(Data extracted from a collection)
--*--

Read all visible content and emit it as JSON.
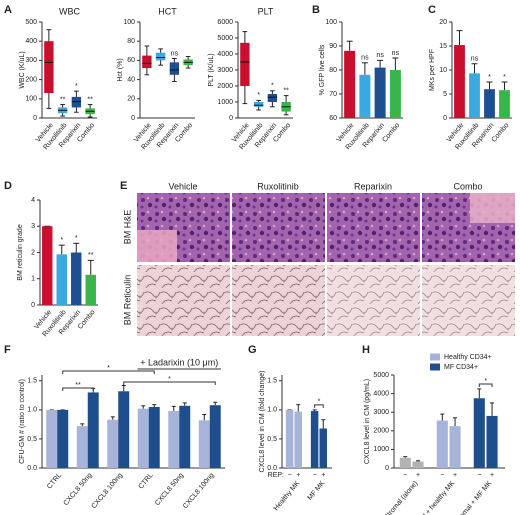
{
  "chart_data": [
    {
      "type": "box",
      "panel": "A",
      "title": "WBC",
      "ylabel": "WBC (K/uL)",
      "categories": [
        "Vehicle",
        "Ruxolitinib",
        "Reparixin",
        "Combo"
      ],
      "colors": [
        "#c8102e",
        "#3aa9e0",
        "#1d4f91",
        "#3ab54a"
      ],
      "boxes": [
        {
          "min": 50,
          "q1": 130,
          "median": 290,
          "q3": 400,
          "max": 460
        },
        {
          "min": 10,
          "q1": 25,
          "median": 40,
          "q3": 55,
          "max": 70
        },
        {
          "min": 30,
          "q1": 55,
          "median": 85,
          "q3": 110,
          "max": 140
        },
        {
          "min": 5,
          "q1": 20,
          "median": 35,
          "q3": 50,
          "max": 70
        }
      ],
      "annotations": [
        null,
        "**",
        "*",
        "**"
      ],
      "ylim": [
        0,
        500
      ],
      "yticks": [
        0,
        100,
        200,
        300,
        400,
        500
      ]
    },
    {
      "type": "box",
      "title": "HCT",
      "ylabel": "Hct (%)",
      "categories": [
        "Vehicle",
        "Ruxolitinib",
        "Reparixin",
        "Combo"
      ],
      "colors": [
        "#c8102e",
        "#3aa9e0",
        "#1d4f91",
        "#3ab54a"
      ],
      "boxes": [
        {
          "min": 45,
          "q1": 52,
          "median": 57,
          "q3": 65,
          "max": 75
        },
        {
          "min": 55,
          "q1": 60,
          "median": 63,
          "q3": 68,
          "max": 72
        },
        {
          "min": 38,
          "q1": 45,
          "median": 50,
          "q3": 58,
          "max": 62
        },
        {
          "min": 52,
          "q1": 55,
          "median": 58,
          "q3": 61,
          "max": 64
        }
      ],
      "annotations": [
        null,
        null,
        "ns",
        null
      ],
      "ylim": [
        0,
        100
      ],
      "yticks": [
        0,
        20,
        40,
        60,
        80,
        100
      ]
    },
    {
      "type": "box",
      "title": "PLT",
      "ylabel": "PLT (K/uL)",
      "categories": [
        "Vehicle",
        "Ruxolitinib",
        "Reparixin",
        "Combo"
      ],
      "colors": [
        "#c8102e",
        "#3aa9e0",
        "#1d4f91",
        "#3ab54a"
      ],
      "boxes": [
        {
          "min": 900,
          "q1": 2000,
          "median": 3500,
          "q3": 4700,
          "max": 5400
        },
        {
          "min": 500,
          "q1": 700,
          "median": 800,
          "q3": 1000,
          "max": 1100
        },
        {
          "min": 700,
          "q1": 1000,
          "median": 1300,
          "q3": 1500,
          "max": 1700
        },
        {
          "min": 200,
          "q1": 400,
          "median": 700,
          "q3": 1000,
          "max": 1400
        }
      ],
      "annotations": [
        null,
        "*",
        "*",
        "**"
      ],
      "ylim": [
        0,
        6000
      ],
      "yticks": [
        0,
        1000,
        2000,
        3000,
        4000,
        5000,
        6000
      ]
    },
    {
      "type": "bar",
      "panel": "B",
      "ylabel": "% GFP live cells",
      "categories": [
        "Vehicle",
        "Ruxolitinib",
        "Reparixin",
        "Combo"
      ],
      "colors": [
        "#c8102e",
        "#3aa9e0",
        "#1d4f91",
        "#3ab54a"
      ],
      "values": [
        88,
        78,
        81,
        80
      ],
      "errors": [
        4,
        5,
        3,
        5
      ],
      "annotations": [
        null,
        "ns",
        "ns",
        "ns"
      ],
      "ylim": [
        60,
        100
      ],
      "yticks": [
        60,
        70,
        80,
        90,
        100
      ]
    },
    {
      "type": "bar",
      "panel": "C",
      "ylabel": "MKs per HPF",
      "categories": [
        "Vehicle",
        "Ruxolitinib",
        "Reparixin",
        "Combo"
      ],
      "colors": [
        "#c8102e",
        "#3aa9e0",
        "#1d4f91",
        "#3ab54a"
      ],
      "values": [
        15.2,
        9.3,
        6.0,
        5.8
      ],
      "errors": [
        3,
        2,
        1.5,
        1.7
      ],
      "annotations": [
        null,
        "ns",
        "*",
        "*"
      ],
      "ylim": [
        0,
        20
      ],
      "yticks": [
        0,
        5,
        10,
        15,
        20
      ]
    },
    {
      "type": "bar",
      "panel": "D",
      "ylabel": "BM reticulin grade",
      "categories": [
        "Vehicle",
        "Ruxolitinib",
        "Reparixin",
        "Combo"
      ],
      "colors": [
        "#c8102e",
        "#3aa9e0",
        "#1d4f91",
        "#3ab54a"
      ],
      "values": [
        3,
        1.93,
        2.0,
        1.15
      ],
      "errors": [
        0,
        0.35,
        0.35,
        0.55
      ],
      "annotations": [
        null,
        "*",
        "*",
        "**"
      ],
      "ylim": [
        0,
        4
      ],
      "yticks": [
        0,
        1,
        2,
        3,
        4
      ]
    },
    {
      "type": "grouped-bar",
      "panel": "F",
      "ylabel": "CFU-GM # (ratio to control)",
      "categories": [
        "CTRL",
        "CXCL8 50ng",
        "CXCL8 100ng",
        "CTRL",
        "CXCL8 50ng",
        "CXCL8 100ng"
      ],
      "series": [
        {
          "name": "Healthy CD34+",
          "color": "#a7b3d8",
          "values": [
            1.0,
            0.72,
            0.83,
            1.02,
            0.98,
            0.82
          ],
          "errors": [
            0,
            0.04,
            0.05,
            0.05,
            0.08,
            0.1
          ]
        },
        {
          "name": "MF CD34+",
          "color": "#1f4e8c",
          "values": [
            1.0,
            1.3,
            1.32,
            1.05,
            1.07,
            1.08
          ],
          "errors": [
            0,
            0.07,
            0.1,
            0.04,
            0.05,
            0.05
          ]
        }
      ],
      "annotation": "+ Ladarixin (10 μm)",
      "brackets": [
        "*",
        "**",
        "*"
      ],
      "ylim": [
        0,
        1.6
      ],
      "yticks": [
        {
          "value": 0,
          "label": "0.0"
        },
        {
          "value": 0.5,
          "label": "0.5"
        },
        {
          "value": 1,
          "label": "1.0"
        },
        {
          "value": 1.5,
          "label": "1.5"
        }
      ]
    },
    {
      "type": "paired",
      "panel": "G",
      "ylabel": "CXCL8 level in CM (fold change)",
      "categories": [
        "Healthy MK",
        "MF MK"
      ],
      "condition_label": "REP:",
      "conditions": [
        "−",
        "+"
      ],
      "colors": [
        "#a7b3d8",
        "#1f4e8c"
      ],
      "values": [
        [
          1.0,
          0.97
        ],
        [
          0.98,
          0.68
        ]
      ],
      "errors": [
        [
          0,
          0.12
        ],
        [
          0.02,
          0.15
        ]
      ],
      "bracket": "*",
      "ylim": [
        0,
        1.6
      ],
      "yticks": [
        {
          "value": 0,
          "label": "0.0"
        },
        {
          "value": 0.5,
          "label": "0.5"
        },
        {
          "value": 1,
          "label": "1.0"
        },
        {
          "value": 1.5,
          "label": "1.5"
        }
      ]
    },
    {
      "type": "paired",
      "panel": "H",
      "ylabel": "CXCL8 level in CM (pg/mL)",
      "categories": [
        "Stromal (alone)",
        "Stromal + healthy MK",
        "Stromal + MF MK"
      ],
      "conditions": [
        "−",
        "+"
      ],
      "colors": [
        "#b3b3b3",
        "#a7b3d8",
        "#1f4e8c"
      ],
      "values": [
        [
          550,
          350
        ],
        [
          2550,
          2250
        ],
        [
          3750,
          2800
        ]
      ],
      "errors": [
        [
          60,
          40
        ],
        [
          350,
          450
        ],
        [
          500,
          700
        ]
      ],
      "bracket": "*",
      "ylim": [
        0,
        5000
      ],
      "yticks": [
        0,
        1000,
        2000,
        3000,
        4000,
        5000
      ]
    }
  ],
  "figure_e": {
    "panel": "E",
    "columns": [
      "Vehicle",
      "Ruxolitinib",
      "Reparixin",
      "Combo"
    ],
    "rows": [
      "BM H&E",
      "BM Reticulin"
    ]
  }
}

--*--

• [AIM OF THE TASK] Report all lines in the records that include the string "Stromal".

• [RESULT OF THIS TASK]
        "Stromal (alone)",
        "Stromal + healthy MK",
        "Stromal + MF MK"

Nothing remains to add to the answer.